Dataset listings of figures
▬▬▬▬▬▬▬▬▬▬

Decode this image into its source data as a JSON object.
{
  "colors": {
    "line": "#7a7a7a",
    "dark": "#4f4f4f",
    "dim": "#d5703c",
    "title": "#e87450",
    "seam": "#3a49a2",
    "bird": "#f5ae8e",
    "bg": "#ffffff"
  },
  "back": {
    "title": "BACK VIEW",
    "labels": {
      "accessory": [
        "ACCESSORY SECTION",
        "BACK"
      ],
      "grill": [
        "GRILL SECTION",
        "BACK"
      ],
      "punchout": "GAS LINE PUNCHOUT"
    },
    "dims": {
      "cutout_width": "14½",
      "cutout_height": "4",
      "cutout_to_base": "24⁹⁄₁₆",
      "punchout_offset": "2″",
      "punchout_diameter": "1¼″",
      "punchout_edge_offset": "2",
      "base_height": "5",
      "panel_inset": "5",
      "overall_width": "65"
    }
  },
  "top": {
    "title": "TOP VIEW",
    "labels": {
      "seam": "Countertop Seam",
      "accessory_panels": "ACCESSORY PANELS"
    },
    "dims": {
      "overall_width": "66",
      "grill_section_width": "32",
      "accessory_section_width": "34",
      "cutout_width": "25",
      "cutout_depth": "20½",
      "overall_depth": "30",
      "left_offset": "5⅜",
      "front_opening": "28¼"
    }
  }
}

▬▬▬▬▬▬▬▬▬▬

Print all of the entries exactly as they are written.

EXERCISE ANSWER
Decode this image into its source data as a JSON object.
{
  "colors": {
    "line": "#7a7a7a",
    "dark": "#4f4f4f",
    "dim": "#d5703c",
    "title": "#e87450",
    "seam": "#3a49a2",
    "bird": "#f5ae8e",
    "bg": "#ffffff"
  },
  "back": {
    "title": "BACK VIEW",
    "labels": {
      "accessory": [
        "ACCESSORY SECTION",
        "BACK"
      ],
      "grill": [
        "GRILL SECTION",
        "BACK"
      ],
      "punchout": "GAS LINE PUNCHOUT"
    },
    "dims": {
      "cutout_width": "14½",
      "cutout_height": "4",
      "cutout_to_base": "24⁹⁄₁₆",
      "punchout_offset": "2″",
      "punchout_diameter": "1¼″",
      "punchout_edge_offset": "2",
      "base_height": "5",
      "panel_inset": "5",
      "overall_width": "65"
    }
  },
  "top": {
    "title": "TOP VIEW",
    "labels": {
      "seam": "Countertop Seam",
      "accessory_panels": "ACCESSORY PANELS"
    },
    "dims": {
      "overall_width": "66",
      "grill_section_width": "32",
      "accessory_section_width": "34",
      "cutout_width": "25",
      "cutout_depth": "20½",
      "overall_depth": "30",
      "left_offset": "5⅜",
      "front_opening": "28¼"
    }
  }
}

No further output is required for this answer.